[Start of RECORD LIST]

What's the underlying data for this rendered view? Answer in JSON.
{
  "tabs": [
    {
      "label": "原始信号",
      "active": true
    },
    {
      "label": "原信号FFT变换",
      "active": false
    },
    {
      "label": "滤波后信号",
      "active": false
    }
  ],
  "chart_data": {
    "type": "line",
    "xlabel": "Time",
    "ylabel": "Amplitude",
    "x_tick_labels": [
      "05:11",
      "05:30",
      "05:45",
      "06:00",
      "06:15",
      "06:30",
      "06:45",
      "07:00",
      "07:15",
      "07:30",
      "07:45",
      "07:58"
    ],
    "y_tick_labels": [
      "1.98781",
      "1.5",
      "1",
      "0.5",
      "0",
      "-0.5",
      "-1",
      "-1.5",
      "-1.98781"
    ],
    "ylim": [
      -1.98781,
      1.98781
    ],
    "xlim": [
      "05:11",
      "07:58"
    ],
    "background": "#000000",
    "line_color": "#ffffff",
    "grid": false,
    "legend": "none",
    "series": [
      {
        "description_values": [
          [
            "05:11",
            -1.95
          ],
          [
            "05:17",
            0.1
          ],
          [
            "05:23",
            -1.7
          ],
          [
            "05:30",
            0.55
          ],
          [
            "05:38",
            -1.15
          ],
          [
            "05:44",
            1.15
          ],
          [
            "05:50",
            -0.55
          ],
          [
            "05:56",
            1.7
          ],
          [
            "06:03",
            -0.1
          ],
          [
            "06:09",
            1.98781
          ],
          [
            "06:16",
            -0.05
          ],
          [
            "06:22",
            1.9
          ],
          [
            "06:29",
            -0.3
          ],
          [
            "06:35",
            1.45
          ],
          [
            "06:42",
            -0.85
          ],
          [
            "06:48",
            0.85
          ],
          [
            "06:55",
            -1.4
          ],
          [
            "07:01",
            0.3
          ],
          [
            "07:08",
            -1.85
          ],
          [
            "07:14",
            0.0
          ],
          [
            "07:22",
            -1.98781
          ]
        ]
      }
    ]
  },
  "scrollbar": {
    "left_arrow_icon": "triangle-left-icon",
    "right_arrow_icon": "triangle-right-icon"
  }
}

[End of RECORD LIST]

[PROBLEM DESCRIPTION] Go through the data and gather every line that holds "icon".

[FINAL RESULT]
    "left_arrow_icon": "triangle-left-icon",
    "right_arrow_icon": "triangle-right-icon"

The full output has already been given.